Write the listing out again, all of it, word for word.

╭─ DATA LINES

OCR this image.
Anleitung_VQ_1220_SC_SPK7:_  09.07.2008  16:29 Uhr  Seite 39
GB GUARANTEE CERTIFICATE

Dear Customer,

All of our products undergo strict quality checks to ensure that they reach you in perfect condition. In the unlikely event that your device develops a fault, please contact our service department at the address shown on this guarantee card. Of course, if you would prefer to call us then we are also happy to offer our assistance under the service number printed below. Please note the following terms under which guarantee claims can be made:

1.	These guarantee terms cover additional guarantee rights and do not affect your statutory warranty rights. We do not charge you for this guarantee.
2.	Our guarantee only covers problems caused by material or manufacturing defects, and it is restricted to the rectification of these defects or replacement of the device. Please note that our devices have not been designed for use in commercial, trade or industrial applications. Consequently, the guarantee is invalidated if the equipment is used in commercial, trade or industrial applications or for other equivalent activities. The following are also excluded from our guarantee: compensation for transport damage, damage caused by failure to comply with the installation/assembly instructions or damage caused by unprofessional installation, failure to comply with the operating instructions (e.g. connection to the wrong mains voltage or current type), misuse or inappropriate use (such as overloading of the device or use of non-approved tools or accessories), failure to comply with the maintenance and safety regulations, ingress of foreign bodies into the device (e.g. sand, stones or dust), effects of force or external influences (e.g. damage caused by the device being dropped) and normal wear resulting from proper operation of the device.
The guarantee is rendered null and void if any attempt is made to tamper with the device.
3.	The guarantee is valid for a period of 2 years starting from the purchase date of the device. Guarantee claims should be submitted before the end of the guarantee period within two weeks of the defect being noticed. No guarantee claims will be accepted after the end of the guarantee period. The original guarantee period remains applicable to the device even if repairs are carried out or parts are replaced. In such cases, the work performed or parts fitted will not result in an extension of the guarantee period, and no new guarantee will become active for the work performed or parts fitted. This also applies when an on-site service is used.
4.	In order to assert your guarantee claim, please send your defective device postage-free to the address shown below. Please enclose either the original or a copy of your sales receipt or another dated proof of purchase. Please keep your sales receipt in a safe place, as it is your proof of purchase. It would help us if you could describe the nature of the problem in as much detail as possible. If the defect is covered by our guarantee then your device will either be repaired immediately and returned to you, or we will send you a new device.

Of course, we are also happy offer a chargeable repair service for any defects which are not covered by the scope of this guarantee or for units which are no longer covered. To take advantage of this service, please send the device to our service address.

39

╰─

▸ **EXERCISE ANSWER**
OCR this image.
Anleitung_VQ_1220_SC_SPK7:_  09.07.2008  16:29 Uhr  Seite 39
GB GUARANTEE CERTIFICATE

Dear Customer,

All of our products undergo strict quality checks to ensure that they reach you in perfect condition. In the unlikely event that your device develops a fault, please contact our service department at the address shown on this guarantee card. Of course, if you would prefer to call us then we are also happy to offer our assistance under the service number printed below. Please note the following terms under which guarantee claims can be made:

1.	These guarantee terms cover additional guarantee rights and do not affect your statutory warranty rights. We do not charge you for this guarantee.
2.	Our guarantee only covers problems caused by material or manufacturing defects, and it is restricted to the rectification of these defects or replacement of the device. Please note that our devices have not been designed for use in commercial, trade or industrial applications. Consequently, the guarantee is invalidated if the equipment is used in commercial, trade or industrial applications or for other equivalent activities. The following are also excluded from our guarantee: compensation for transport damage, damage caused by failure to comply with the installation/assembly instructions or damage caused by unprofessional installation, failure to comply with the operating instructions (e.g. connection to the wrong mains voltage or current type), misuse or inappropriate use (such as overloading of the device or use of non-approved tools or accessories), failure to comply with the maintenance and safety regulations, ingress of foreign bodies into the device (e.g. sand, stones or dust), effects of force or external influences (e.g. damage caused by the device being dropped) and normal wear resulting from proper operation of the device.
The guarantee is rendered null and void if any attempt is made to tamper with the device.
3.	The guarantee is valid for a period of 2 years starting from the purchase date of the device. Guarantee claims should be submitted before the end of the guarantee period within two weeks of the defect being noticed. No guarantee claims will be accepted after the end of the guarantee period. The original guarantee period remains applicable to the device even if repairs are carried out or parts are replaced. In such cases, the work performed or parts fitted will not result in an extension of the guarantee period, and no new guarantee will become active for the work performed or parts fitted. This also applies when an on-site service is used.
4.	In order to assert your guarantee claim, please send your defective device postage-free to the address shown below. Please enclose either the original or a copy of your sales receipt or another dated proof of purchase. Please keep your sales receipt in a safe place, as it is your proof of purchase. It would help us if you could describe the nature of the problem in as much detail as possible. If the defect is covered by our guarantee then your device will either be repaired immediately and returned to you, or we will send you a new device.

Of course, we are also happy offer a chargeable repair service for any defects which are not covered by the scope of this guarantee or for units which are no longer covered. To take advantage of this service, please send the device to our service address.

39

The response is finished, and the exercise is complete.